▽
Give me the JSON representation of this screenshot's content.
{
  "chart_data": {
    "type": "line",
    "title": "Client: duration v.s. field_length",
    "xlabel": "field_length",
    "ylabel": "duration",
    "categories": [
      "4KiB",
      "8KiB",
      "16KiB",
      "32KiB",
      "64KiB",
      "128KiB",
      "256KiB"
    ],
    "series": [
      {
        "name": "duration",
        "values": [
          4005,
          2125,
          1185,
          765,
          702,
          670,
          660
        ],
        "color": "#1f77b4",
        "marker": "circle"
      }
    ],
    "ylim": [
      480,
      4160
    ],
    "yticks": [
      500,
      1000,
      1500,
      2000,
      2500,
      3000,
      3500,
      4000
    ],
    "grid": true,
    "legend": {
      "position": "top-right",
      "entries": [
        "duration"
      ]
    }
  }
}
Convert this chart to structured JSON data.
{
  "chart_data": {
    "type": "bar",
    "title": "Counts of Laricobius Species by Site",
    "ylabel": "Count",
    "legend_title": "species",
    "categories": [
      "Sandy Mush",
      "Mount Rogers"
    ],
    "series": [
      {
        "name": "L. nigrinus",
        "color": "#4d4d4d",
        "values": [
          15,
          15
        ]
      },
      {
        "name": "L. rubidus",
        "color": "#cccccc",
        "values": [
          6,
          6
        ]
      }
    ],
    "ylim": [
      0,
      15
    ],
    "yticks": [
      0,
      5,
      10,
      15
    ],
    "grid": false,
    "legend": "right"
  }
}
△
Transcribe the entire listing above precisely.

Give me the JSON representation of this screenshot's content.
{
  "chart_data": {
    "type": "line",
    "title": "Client: duration v.s. field_length",
    "xlabel": "field_length",
    "ylabel": "duration",
    "categories": [
      "4KiB",
      "8KiB",
      "16KiB",
      "32KiB",
      "64KiB",
      "128KiB",
      "256KiB"
    ],
    "series": [
      {
        "name": "duration",
        "values": [
          4005,
          2125,
          1185,
          765,
          702,
          670,
          660
        ],
        "color": "#1f77b4",
        "marker": "circle"
      }
    ],
    "ylim": [
      480,
      4160
    ],
    "yticks": [
      500,
      1000,
      1500,
      2000,
      2500,
      3000,
      3500,
      4000
    ],
    "grid": true,
    "legend": {
      "position": "top-right",
      "entries": [
        "duration"
      ]
    }
  }
}
Convert this chart to structured JSON data.
{
  "chart_data": {
    "type": "bar",
    "title": "Counts of Laricobius Species by Site",
    "ylabel": "Count",
    "legend_title": "species",
    "categories": [
      "Sandy Mush",
      "Mount Rogers"
    ],
    "series": [
      {
        "name": "L. nigrinus",
        "color": "#4d4d4d",
        "values": [
          15,
          15
        ]
      },
      {
        "name": "L. rubidus",
        "color": "#cccccc",
        "values": [
          6,
          6
        ]
      }
    ],
    "ylim": [
      0,
      15
    ],
    "yticks": [
      0,
      5,
      10,
      15
    ],
    "grid": false,
    "legend": "right"
  }
}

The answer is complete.